(Items listed in a dataset)
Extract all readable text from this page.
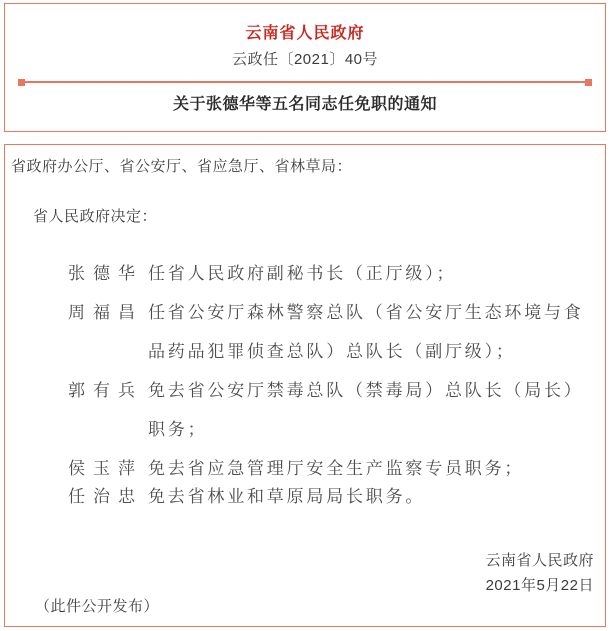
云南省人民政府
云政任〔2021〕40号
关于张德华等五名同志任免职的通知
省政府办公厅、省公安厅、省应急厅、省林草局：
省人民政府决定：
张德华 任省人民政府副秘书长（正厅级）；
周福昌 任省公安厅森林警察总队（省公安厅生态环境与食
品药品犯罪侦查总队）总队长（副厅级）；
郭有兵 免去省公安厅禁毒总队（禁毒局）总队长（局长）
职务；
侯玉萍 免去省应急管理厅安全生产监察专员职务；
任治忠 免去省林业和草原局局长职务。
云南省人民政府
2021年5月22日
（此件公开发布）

--

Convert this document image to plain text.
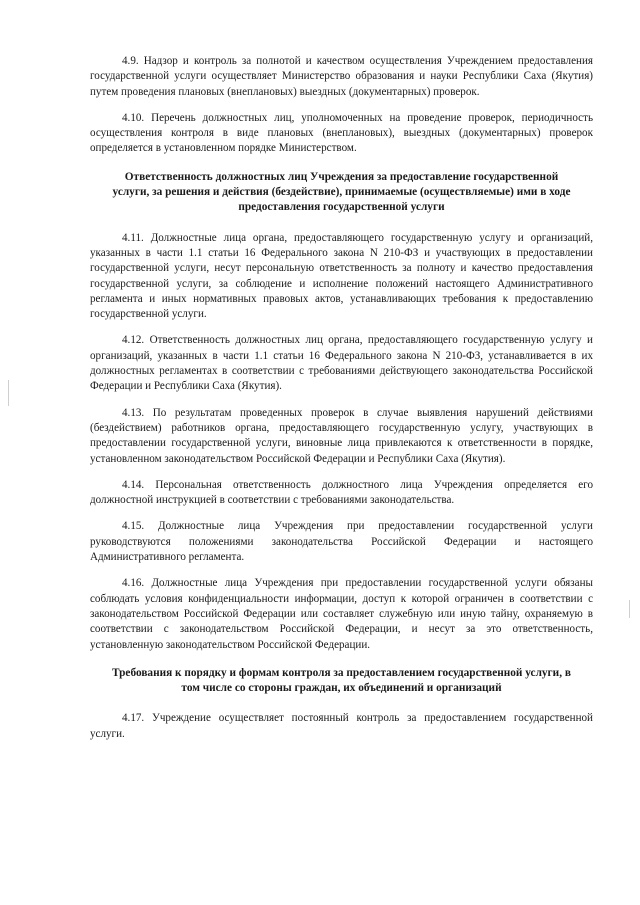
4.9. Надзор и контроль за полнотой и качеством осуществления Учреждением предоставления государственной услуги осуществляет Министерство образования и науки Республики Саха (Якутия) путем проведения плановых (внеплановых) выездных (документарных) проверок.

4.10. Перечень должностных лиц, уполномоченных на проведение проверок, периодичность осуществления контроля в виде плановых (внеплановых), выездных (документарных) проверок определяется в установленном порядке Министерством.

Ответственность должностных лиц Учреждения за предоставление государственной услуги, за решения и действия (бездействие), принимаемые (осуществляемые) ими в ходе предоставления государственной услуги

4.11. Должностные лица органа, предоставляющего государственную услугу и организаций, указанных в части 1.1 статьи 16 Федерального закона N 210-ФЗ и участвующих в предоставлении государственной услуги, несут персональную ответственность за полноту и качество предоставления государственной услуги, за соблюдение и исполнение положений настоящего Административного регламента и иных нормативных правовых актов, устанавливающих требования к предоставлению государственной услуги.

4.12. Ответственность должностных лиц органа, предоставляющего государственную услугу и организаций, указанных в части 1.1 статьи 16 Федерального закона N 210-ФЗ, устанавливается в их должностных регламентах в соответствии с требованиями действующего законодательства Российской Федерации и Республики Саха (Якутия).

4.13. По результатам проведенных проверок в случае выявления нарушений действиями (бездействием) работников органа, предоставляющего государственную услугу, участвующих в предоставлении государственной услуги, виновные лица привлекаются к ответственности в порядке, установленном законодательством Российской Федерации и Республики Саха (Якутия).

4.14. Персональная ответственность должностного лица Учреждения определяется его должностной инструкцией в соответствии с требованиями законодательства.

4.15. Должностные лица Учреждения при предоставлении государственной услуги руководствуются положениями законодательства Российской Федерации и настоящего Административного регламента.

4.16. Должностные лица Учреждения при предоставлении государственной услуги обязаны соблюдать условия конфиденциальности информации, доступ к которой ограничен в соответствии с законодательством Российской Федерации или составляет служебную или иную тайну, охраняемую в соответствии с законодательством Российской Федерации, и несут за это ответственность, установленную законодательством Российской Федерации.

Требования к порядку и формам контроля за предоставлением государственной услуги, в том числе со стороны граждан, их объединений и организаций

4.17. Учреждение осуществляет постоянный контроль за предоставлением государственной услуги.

Instructions to follow: Give the number of lines in the records that contain the string "контроль", with no other output.

Result of this exercise: 2